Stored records
++++

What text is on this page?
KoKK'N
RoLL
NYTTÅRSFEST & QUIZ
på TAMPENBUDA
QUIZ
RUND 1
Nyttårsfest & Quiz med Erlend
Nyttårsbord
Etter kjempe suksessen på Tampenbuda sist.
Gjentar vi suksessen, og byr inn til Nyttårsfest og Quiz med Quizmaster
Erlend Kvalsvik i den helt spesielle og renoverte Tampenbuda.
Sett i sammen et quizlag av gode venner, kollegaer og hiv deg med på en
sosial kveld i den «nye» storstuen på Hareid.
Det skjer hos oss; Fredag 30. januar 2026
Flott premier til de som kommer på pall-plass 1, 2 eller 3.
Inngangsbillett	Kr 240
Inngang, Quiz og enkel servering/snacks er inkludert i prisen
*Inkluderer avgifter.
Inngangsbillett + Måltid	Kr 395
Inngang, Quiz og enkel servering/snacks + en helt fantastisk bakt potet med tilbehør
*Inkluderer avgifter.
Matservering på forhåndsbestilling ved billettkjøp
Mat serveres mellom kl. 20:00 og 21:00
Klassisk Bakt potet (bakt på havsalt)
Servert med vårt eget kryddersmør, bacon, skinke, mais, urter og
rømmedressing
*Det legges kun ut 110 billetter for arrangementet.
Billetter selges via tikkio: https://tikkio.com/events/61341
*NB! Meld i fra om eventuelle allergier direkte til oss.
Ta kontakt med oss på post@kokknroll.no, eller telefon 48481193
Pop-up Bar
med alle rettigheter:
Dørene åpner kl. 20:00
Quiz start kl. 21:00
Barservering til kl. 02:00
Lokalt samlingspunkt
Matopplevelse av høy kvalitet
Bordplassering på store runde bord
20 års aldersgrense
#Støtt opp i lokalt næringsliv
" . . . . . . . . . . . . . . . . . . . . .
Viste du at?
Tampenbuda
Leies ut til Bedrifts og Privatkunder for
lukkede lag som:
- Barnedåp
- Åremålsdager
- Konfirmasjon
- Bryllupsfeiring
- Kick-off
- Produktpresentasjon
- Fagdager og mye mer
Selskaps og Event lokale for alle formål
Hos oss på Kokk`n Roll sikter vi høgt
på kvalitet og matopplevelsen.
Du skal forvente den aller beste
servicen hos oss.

++++

* Task brief
From the listing above, pick out each line where the word "Inngangsbillett" appears.

* The reply
Inngangsbillett	Kr 240
Inngangsbillett + Måltid	Kr 395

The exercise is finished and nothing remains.